◆ Document extract:
━━━━━━━━━━━━━━━━━━━━━━━━━━━━━━
Therefore, we first sought to explore if women, in general, women respond to femininity threats, using an online false feedback paradigm. Second, we sought to explore if honor endorsing women tend to respond more strongly to femininity threats, and if they respond via aggressive behavior as has been suggested by recent work (Foster et al., 2022). We hypothesized that women who receive a femininity threat will display more negative affect and higher levels of reactive aggression intentions than women in a control or “femininity boost” condition. Furthermore, we hypothesized that these relationships will be stronger in those who more strongly endorse feminine honor norms.

Method

Participants

Participants were 305 women (Mage = 42.05, SD = 13.48) collected via CloudResearch (Litman et al., 2017). Participants were primarily White, non-Latina (71.5%)—the remaining participants identified as African American (12.8%), Latina/Hispanic (6.2%), Asian (5.6%) or “Other” (3.9%). This study was IRB approved and adhered to APA ethical standards—all participants completed an informed consent document as well as a debriefing form with an option to delete their data if they wished for it not to be included in the dataset. Power analysis was conducted using G*Power version 3.1 which determined that we had sufficient sample size needed to detect small effect sizes (f = 0.20, α = 0.05, 1 − β = 0.80) for the one-way ANOVAs (necessary n = 246). For the interaction effect, we used the INTxPower application (Sommet et al., 2022) for a two-way factorial design, with the comparison between threat and control conditions as the first factor (small effect size) and the comparison between high honor and low honor as the second factor (large effect size). This estimate recommended an overall sample size of 297, deeming our sample size sufficient for simple slope tests.

Procedure

Participants were told they would be completing a survey in Qualtrics about their “experiences as a woman, as well as views on various social circumstances”—the study was estimated to take 15–20 min to complete, and participants were paid $2.05 upon completion. Participants first completed a series of pre-manipulation questionnaires and, upon reaching the manipulation, all participants received a prompt stating that they would be completing a measure of femininity to help the researchers determine the statistical stability of the measure. The prompt ended with:

Afterwards, you will be presented with how you scored overall, and on the 4 subscales of the measure in relation to the many other women across the country who have completed the questionnaire up to this point. In other words, you will be able to see how you scored in relation to a large number of women on certain aspects of femininity.
━━━━━━━━━━━━━━━━━━━━━━━━━━━━━━
◆ Your instructions: In one to three sentences, explain why the researchers in the femininity-threat study excerpt considered their sample of 305 women large enough.

◆ Data listing:
━━━━━━━━━━━━━━━━━━━━━━━━━━━━━━
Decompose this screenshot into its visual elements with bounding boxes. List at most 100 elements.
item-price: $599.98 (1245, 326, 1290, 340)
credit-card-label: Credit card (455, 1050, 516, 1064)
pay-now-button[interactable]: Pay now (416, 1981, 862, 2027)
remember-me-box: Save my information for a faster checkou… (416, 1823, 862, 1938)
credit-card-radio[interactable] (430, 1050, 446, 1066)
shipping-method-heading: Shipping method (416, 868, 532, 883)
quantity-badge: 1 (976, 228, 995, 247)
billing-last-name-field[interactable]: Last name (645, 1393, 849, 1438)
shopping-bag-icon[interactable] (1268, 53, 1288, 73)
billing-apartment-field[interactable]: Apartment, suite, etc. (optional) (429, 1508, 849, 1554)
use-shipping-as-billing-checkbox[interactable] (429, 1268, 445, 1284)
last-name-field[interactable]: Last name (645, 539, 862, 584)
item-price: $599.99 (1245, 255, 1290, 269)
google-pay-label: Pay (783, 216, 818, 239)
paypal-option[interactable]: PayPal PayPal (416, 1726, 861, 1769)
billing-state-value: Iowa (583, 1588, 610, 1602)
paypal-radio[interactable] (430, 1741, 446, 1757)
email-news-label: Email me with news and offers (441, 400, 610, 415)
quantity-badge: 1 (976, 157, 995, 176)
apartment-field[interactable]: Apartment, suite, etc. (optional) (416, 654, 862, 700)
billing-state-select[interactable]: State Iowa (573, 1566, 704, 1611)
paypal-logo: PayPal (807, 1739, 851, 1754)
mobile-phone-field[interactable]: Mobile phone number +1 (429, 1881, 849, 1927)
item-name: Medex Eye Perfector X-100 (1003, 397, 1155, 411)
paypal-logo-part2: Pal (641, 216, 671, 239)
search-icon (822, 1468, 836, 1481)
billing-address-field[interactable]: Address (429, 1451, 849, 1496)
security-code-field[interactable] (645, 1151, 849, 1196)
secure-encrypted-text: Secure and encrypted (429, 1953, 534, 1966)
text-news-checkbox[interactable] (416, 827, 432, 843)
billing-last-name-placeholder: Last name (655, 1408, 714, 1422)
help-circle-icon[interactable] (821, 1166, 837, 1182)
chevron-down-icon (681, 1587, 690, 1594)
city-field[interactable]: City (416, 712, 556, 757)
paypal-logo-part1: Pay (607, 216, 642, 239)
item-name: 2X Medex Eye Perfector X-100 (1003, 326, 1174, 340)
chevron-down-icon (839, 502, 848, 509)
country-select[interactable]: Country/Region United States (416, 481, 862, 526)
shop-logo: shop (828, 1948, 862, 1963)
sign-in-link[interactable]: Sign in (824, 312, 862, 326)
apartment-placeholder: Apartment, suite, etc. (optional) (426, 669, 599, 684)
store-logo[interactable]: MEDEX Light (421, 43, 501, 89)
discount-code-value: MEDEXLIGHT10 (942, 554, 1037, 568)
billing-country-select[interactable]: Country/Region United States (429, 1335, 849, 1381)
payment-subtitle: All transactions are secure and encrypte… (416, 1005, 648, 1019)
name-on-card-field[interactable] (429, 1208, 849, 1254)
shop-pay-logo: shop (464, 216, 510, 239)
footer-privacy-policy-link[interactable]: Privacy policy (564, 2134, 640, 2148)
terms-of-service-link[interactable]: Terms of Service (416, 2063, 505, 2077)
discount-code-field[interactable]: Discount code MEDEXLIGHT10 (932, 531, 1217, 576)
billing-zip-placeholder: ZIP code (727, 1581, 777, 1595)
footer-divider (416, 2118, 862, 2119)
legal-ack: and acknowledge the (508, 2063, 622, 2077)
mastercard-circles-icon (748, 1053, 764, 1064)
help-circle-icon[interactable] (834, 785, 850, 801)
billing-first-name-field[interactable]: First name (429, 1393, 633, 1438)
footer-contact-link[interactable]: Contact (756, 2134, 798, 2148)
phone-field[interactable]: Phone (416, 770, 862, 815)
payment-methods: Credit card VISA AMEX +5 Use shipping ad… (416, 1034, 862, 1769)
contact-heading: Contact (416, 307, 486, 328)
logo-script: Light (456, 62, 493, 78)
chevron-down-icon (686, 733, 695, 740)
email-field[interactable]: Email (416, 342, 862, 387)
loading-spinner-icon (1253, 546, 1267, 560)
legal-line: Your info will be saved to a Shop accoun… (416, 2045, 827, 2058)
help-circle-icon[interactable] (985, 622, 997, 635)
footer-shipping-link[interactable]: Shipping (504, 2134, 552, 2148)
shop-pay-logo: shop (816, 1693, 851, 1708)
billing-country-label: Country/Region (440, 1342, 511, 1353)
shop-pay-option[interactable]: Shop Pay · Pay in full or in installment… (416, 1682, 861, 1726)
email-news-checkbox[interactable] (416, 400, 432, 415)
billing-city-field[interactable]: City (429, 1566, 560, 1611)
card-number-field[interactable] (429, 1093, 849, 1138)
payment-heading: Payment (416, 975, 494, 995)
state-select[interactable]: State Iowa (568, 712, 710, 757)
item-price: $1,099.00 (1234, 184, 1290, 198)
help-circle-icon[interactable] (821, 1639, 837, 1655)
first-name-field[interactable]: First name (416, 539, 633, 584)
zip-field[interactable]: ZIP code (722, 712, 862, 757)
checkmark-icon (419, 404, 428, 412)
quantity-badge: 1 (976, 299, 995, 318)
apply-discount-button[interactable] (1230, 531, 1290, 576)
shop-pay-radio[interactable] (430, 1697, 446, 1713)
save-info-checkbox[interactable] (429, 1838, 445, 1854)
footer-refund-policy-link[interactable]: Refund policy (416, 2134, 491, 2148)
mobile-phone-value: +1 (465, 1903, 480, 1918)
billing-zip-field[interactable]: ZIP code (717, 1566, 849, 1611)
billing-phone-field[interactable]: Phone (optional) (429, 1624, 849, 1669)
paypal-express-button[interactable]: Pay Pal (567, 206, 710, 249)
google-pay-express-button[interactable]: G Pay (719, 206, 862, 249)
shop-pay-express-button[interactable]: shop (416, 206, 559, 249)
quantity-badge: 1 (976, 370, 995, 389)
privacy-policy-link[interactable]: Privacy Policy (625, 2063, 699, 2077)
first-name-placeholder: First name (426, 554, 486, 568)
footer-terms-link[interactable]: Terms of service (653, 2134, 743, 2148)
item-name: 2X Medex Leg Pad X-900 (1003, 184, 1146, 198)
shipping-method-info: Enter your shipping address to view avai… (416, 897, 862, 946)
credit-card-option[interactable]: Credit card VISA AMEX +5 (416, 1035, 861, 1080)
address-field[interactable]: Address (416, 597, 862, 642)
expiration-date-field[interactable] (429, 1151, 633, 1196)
━━━━━━━━━━━━━━━━━━━━━━━━━━━━━━
◆ Answer to the task: A G*Power 3.1 analysis showed that 246 participants were needed to detect small effects (f = 0.20, α = 0.05, 1 − β = 0.80) in the one-way ANOVAs. The INTxPower application recommended 297 for the two-way threat-by-honor design. The sample of 305 exceeded both figures, so it was judged sufficient, including for simple slope tests.